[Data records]
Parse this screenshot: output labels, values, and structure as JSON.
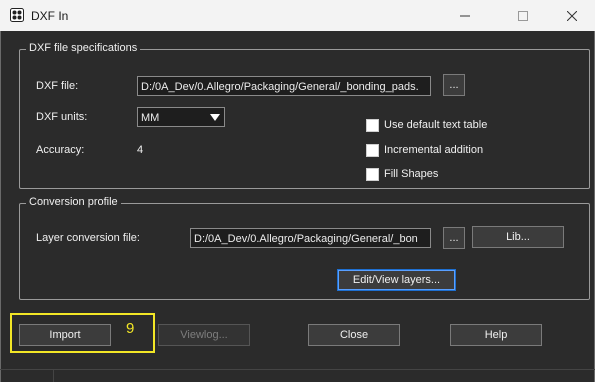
{
  "window": {
    "title": "DXF In"
  },
  "spec_group": {
    "title": "DXF file specifications",
    "dxf_file_label": "DXF file:",
    "dxf_file_value": "D:/0A_Dev/0.Allegro/Packaging/General/_bonding_pads.",
    "browse_label": "...",
    "units_label": "DXF units:",
    "units_value": "MM",
    "accuracy_label": "Accuracy:",
    "accuracy_value": "4",
    "options": [
      {
        "label": "Use default text table",
        "checked": false
      },
      {
        "label": "Incremental addition",
        "checked": false
      },
      {
        "label": "Fill Shapes",
        "checked": false
      }
    ]
  },
  "conversion_group": {
    "title": "Conversion profile",
    "layer_file_label": "Layer conversion file:",
    "layer_file_value": "D:/0A_Dev/0.Allegro/Packaging/General/_bon",
    "browse_label": "...",
    "lib_label": "Lib...",
    "edit_layers_label": "Edit/View layers..."
  },
  "actions": {
    "import_label": "Import",
    "viewlog_label": "Viewlog...",
    "close_label": "Close",
    "help_label": "Help"
  },
  "annotation": {
    "number": "9",
    "color": "#f2e626"
  },
  "colors": {
    "accent": "#1e6fd0",
    "background": "#2b2b2b"
  }
}
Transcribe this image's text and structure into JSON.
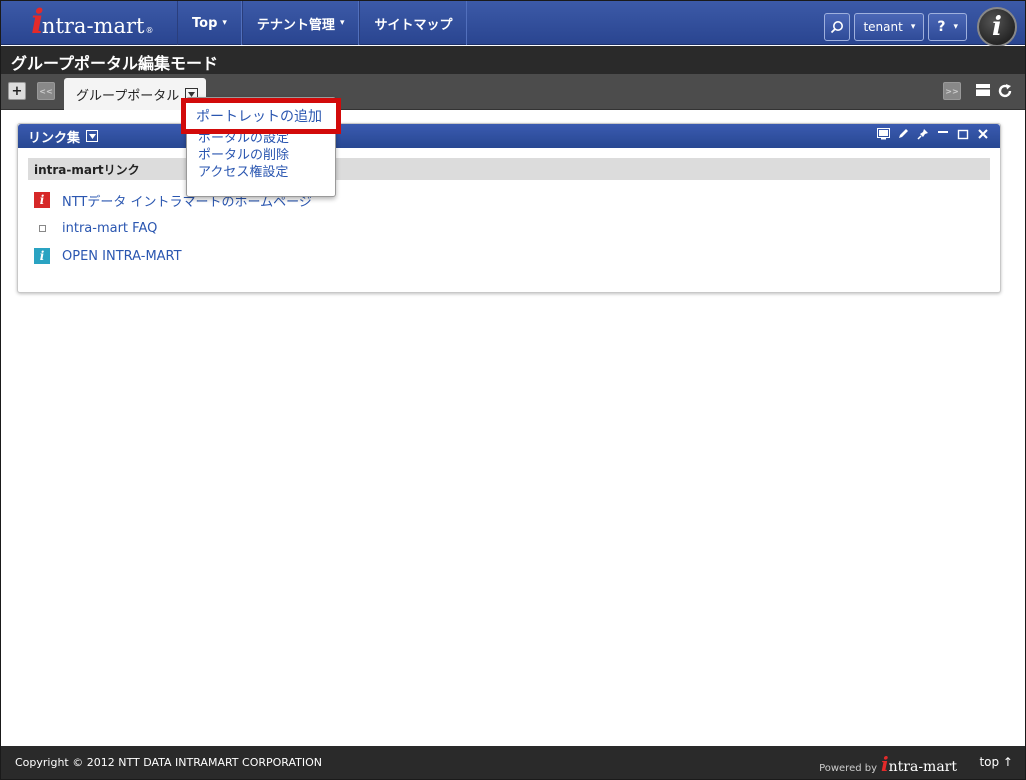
{
  "app": {
    "logo_mark": "i",
    "logo_text": "ntra-mart",
    "logo_reg": "®"
  },
  "nav": {
    "items": [
      {
        "label": "Top"
      },
      {
        "label": "テナント管理"
      },
      {
        "label": "サイトマップ"
      }
    ],
    "user_label": "tenant",
    "help_label": "?",
    "caret": "▾"
  },
  "page": {
    "title": "グループポータル編集モード"
  },
  "tabbar": {
    "add_label": "+",
    "prev_label": "<<",
    "next_label": ">>",
    "active_tab": "グループポータル"
  },
  "dropdown_menu": {
    "items": [
      "ポートレットの追加",
      "ポータルの設定",
      "ポータルの削除",
      "アクセス権設定"
    ],
    "highlighted_index": 0
  },
  "portlet": {
    "title": "リンク集",
    "section_title": "intra-martリンク",
    "links": [
      {
        "label": "NTTデータ イントラマートのホームページ",
        "icon": "intra-mart-red-icon"
      },
      {
        "label": "intra-mart FAQ",
        "icon": "square-bullet-icon"
      },
      {
        "label": "OPEN INTRA-MART",
        "icon": "intra-mart-teal-icon"
      }
    ]
  },
  "footer": {
    "copyright": "Copyright © 2012 NTT DATA INTRAMART CORPORATION",
    "powered_by": "Powered by",
    "logo_mark": "i",
    "logo_text": "ntra-mart",
    "top_label": "top ↑"
  },
  "colors": {
    "nav_blue": "#2f4b98",
    "highlight_red": "#d20a0a",
    "link_blue": "#2a56b0"
  }
}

» TASK TO COMPLETE
Gather from the records above every line containing the string "General".

» CORRECT ANSWER
    "dxf_file_value": "D:/0A_Dev/0.Allegro/Packaging/General/_bonding_pads.",
    "layer_file_value": "D:/0A_Dev/0.Allegro/Packaging/General/_bon",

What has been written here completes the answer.